Aim — Every line of the data that contains the string "LƯỢNG" must be copied.

Data entries —

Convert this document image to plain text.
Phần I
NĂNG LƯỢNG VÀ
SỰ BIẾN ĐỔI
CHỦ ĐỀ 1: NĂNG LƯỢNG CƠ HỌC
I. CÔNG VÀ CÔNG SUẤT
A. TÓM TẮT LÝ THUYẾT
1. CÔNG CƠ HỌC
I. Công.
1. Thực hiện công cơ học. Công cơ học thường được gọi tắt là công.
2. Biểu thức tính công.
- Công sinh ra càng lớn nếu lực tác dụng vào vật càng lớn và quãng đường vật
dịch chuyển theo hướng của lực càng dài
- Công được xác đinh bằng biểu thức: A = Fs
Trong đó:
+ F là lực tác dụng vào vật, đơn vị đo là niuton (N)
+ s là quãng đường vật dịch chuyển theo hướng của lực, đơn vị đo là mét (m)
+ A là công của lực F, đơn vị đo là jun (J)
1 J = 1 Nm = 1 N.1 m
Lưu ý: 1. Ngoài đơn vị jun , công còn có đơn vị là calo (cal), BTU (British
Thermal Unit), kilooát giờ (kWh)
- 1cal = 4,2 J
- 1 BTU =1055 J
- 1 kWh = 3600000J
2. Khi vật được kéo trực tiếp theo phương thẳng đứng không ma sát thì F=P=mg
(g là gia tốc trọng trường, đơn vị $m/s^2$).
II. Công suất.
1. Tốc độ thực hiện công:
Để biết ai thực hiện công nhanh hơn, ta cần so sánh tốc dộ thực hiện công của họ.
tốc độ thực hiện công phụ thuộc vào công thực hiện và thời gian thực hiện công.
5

Written solution —
NĂNG LƯỢNG VÀ
CHỦ ĐỀ 1: NĂNG LƯỢNG CƠ HỌC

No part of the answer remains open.